━━━━━ Material for this exercise ━━━━━
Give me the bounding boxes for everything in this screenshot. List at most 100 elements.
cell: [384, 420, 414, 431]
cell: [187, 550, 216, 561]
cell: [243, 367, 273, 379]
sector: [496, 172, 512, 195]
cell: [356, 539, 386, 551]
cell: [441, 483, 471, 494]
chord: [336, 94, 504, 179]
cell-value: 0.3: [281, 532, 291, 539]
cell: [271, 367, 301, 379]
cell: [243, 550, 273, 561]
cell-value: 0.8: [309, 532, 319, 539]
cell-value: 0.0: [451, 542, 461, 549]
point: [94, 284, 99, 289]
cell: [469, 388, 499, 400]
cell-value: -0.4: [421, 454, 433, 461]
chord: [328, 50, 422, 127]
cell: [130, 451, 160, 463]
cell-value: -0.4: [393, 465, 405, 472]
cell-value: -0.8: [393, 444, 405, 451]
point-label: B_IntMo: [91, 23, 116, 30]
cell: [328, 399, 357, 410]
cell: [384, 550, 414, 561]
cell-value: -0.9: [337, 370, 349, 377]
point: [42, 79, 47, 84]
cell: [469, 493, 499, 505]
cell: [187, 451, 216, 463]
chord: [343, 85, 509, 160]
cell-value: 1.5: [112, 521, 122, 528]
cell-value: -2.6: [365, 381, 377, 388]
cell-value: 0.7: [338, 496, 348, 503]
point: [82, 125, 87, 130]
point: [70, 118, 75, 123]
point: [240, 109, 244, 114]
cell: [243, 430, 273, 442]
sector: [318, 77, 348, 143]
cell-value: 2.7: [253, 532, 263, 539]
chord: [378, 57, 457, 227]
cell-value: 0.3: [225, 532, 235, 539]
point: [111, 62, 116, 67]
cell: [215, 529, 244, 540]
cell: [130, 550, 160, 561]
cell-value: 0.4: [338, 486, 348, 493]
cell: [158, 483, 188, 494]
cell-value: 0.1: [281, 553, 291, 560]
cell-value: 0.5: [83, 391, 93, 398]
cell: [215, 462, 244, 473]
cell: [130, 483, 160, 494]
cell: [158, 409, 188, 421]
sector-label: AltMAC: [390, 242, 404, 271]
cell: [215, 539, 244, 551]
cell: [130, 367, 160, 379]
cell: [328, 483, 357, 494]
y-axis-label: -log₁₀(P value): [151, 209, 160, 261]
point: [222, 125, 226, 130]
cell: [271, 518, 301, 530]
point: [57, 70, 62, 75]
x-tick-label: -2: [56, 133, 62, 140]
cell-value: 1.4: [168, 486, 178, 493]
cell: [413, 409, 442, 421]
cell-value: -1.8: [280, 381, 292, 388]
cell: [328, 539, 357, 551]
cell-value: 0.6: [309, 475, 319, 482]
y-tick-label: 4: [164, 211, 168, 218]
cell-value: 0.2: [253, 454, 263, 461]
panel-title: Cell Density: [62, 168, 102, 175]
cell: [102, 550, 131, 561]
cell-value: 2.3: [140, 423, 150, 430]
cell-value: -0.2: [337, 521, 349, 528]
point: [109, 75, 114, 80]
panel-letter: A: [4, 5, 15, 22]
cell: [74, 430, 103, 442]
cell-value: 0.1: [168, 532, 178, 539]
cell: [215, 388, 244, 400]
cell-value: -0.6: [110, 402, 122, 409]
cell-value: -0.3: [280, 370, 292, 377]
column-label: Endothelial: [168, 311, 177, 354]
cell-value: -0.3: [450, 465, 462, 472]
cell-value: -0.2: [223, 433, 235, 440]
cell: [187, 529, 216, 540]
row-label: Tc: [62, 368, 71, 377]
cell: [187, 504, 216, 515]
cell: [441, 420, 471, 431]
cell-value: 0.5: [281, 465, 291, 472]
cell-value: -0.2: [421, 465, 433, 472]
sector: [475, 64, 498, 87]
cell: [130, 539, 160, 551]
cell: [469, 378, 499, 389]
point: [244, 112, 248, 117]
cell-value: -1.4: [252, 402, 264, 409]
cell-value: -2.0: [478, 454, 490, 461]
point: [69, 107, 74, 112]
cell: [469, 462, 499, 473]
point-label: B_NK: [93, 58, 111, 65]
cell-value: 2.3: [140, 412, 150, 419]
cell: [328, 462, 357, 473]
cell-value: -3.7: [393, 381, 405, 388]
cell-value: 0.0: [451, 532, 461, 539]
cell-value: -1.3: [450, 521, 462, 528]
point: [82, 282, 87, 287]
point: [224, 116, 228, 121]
━━━━━
Rewrite the material as a numbered list, from its first line through the line with "cell: [187, 451, 216, 463]", with both of those lines included and any blank lines left out.

Exercise result =
1. Give me the bounding boxes for everything in this screenshot. List at most 100 elements.
2. cell: [384, 420, 414, 431]
3. cell: [187, 550, 216, 561]
4. cell: [243, 367, 273, 379]
5. sector: [496, 172, 512, 195]
6. cell: [356, 539, 386, 551]
7. cell: [441, 483, 471, 494]
8. chord: [336, 94, 504, 179]
9. cell-value: 0.3: [281, 532, 291, 539]
10. cell: [271, 367, 301, 379]
11. cell: [243, 550, 273, 561]
12. cell-value: 0.8: [309, 532, 319, 539]
13. cell-value: 0.0: [451, 542, 461, 549]
14. point: [94, 284, 99, 289]
15. cell: [469, 388, 499, 400]
16. cell-value: -0.4: [421, 454, 433, 461]
17. chord: [328, 50, 422, 127]
18. cell: [130, 451, 160, 463]
19. cell-value: -0.4: [393, 465, 405, 472]
20. cell-value: -0.8: [393, 444, 405, 451]
21. point-label: B_IntMo: [91, 23, 116, 30]
22. cell: [328, 399, 357, 410]
23. cell: [384, 550, 414, 561]
24. cell-value: -0.9: [337, 370, 349, 377]
25. point: [42, 79, 47, 84]
26. cell: [469, 493, 499, 505]
27. cell: [187, 451, 216, 463]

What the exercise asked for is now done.